- [Given records]:
####################

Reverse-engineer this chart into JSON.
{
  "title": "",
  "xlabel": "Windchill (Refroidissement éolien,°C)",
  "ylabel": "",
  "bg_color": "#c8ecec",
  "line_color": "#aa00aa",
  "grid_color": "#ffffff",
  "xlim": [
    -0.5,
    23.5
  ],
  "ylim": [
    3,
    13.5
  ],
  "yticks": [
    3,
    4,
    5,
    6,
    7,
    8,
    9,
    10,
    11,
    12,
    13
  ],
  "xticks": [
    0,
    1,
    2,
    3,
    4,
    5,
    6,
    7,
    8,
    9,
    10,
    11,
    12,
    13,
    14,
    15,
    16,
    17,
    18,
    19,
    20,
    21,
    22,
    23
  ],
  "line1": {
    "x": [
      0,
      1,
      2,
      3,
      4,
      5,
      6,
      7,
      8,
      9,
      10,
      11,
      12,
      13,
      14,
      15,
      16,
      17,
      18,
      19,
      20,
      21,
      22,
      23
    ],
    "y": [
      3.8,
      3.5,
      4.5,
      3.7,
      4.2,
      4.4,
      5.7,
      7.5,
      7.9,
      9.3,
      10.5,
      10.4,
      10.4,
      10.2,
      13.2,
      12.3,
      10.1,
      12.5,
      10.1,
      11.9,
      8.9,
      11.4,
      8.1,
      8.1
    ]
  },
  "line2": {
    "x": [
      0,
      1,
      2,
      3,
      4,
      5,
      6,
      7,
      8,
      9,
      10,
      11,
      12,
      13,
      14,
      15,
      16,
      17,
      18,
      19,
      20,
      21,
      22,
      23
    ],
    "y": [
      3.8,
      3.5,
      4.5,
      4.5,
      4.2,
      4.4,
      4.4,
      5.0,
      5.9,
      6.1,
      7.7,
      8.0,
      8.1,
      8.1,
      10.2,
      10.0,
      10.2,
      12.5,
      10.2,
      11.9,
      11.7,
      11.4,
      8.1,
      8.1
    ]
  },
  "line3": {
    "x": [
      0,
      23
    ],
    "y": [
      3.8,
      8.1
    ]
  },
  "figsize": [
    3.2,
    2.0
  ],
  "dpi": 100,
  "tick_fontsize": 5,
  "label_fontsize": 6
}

####################

- [Aim of the task]:
Extract every record. Keep wording exact.

- [Correct answer]:
Reverse-engineer this chart into JSON.
{
  "title": "",
  "xlabel": "Windchill (Refroidissement éolien,°C)",
  "ylabel": "",
  "bg_color": "#c8ecec",
  "line_color": "#aa00aa",
  "grid_color": "#ffffff",
  "xlim": [
    -0.5,
    23.5
  ],
  "ylim": [
    3,
    13.5
  ],
  "yticks": [
    3,
    4,
    5,
    6,
    7,
    8,
    9,
    10,
    11,
    12,
    13
  ],
  "xticks": [
    0,
    1,
    2,
    3,
    4,
    5,
    6,
    7,
    8,
    9,
    10,
    11,
    12,
    13,
    14,
    15,
    16,
    17,
    18,
    19,
    20,
    21,
    22,
    23
  ],
  "line1": {
    "x": [
      0,
      1,
      2,
      3,
      4,
      5,
      6,
      7,
      8,
      9,
      10,
      11,
      12,
      13,
      14,
      15,
      16,
      17,
      18,
      19,
      20,
      21,
      22,
      23
    ],
    "y": [
      3.8,
      3.5,
      4.5,
      3.7,
      4.2,
      4.4,
      5.7,
      7.5,
      7.9,
      9.3,
      10.5,
      10.4,
      10.4,
      10.2,
      13.2,
      12.3,
      10.1,
      12.5,
      10.1,
      11.9,
      8.9,
      11.4,
      8.1,
      8.1
    ]
  },
  "line2": {
    "x": [
      0,
      1,
      2,
      3,
      4,
      5,
      6,
      7,
      8,
      9,
      10,
      11,
      12,
      13,
      14,
      15,
      16,
      17,
      18,
      19,
      20,
      21,
      22,
      23
    ],
    "y": [
      3.8,
      3.5,
      4.5,
      4.5,
      4.2,
      4.4,
      4.4,
      5.0,
      5.9,
      6.1,
      7.7,
      8.0,
      8.1,
      8.1,
      10.2,
      10.0,
      10.2,
      12.5,
      10.2,
      11.9,
      11.7,
      11.4,
      8.1,
      8.1
    ]
  },
  "line3": {
    "x": [
      0,
      23
    ],
    "y": [
      3.8,
      8.1
    ]
  },
  "figsize": [
    3.2,
    2.0
  ],
  "dpi": 100,
  "tick_fontsize": 5,
  "label_fontsize": 6
}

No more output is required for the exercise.